Saved data entries
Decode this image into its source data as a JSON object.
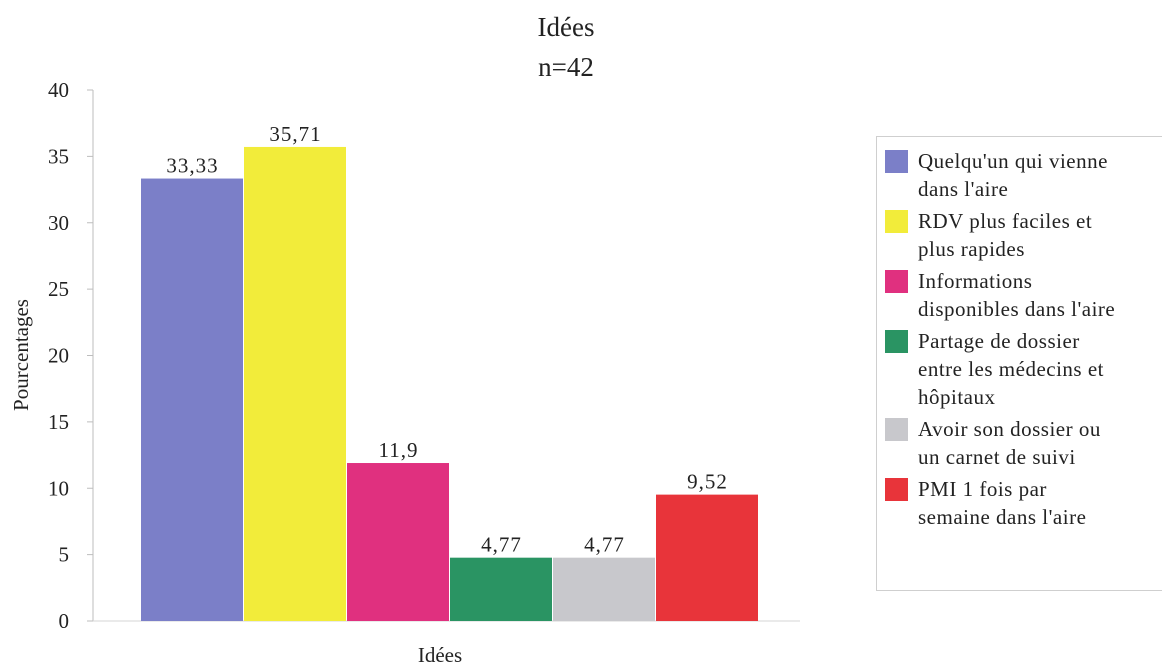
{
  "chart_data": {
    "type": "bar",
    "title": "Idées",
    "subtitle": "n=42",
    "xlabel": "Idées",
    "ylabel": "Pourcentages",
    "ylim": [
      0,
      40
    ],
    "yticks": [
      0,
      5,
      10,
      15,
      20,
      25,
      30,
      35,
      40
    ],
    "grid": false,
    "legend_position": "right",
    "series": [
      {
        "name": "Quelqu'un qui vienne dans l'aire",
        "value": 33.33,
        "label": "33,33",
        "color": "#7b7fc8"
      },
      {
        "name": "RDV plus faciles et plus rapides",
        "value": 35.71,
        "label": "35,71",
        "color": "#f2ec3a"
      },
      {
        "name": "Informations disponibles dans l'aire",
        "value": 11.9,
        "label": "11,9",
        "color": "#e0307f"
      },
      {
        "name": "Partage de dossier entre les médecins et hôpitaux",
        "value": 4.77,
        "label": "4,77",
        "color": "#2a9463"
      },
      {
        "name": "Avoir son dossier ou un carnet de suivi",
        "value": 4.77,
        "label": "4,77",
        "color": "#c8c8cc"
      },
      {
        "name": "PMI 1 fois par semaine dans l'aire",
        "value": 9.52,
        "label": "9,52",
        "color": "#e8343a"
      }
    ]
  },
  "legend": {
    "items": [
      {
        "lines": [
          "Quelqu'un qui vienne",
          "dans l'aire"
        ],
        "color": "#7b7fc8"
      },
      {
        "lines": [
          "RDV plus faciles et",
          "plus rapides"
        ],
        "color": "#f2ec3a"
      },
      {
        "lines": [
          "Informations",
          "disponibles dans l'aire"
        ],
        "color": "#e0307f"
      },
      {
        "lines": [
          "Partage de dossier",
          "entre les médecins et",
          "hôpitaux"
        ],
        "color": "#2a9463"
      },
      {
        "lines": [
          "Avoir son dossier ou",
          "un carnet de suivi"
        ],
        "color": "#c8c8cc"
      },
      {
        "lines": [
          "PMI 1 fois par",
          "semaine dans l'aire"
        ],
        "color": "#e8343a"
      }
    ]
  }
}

■ Work to complete
Pull out every line of the records that includes the string "dans".

■ Reply
        "name": "Quelqu'un qui vienne dans l'aire",
        "name": "Informations disponibles dans l'aire",
        "name": "PMI 1 fois par semaine dans l'aire",
          "dans l'aire"
          "disponibles dans l'aire"
          "semaine dans l'aire"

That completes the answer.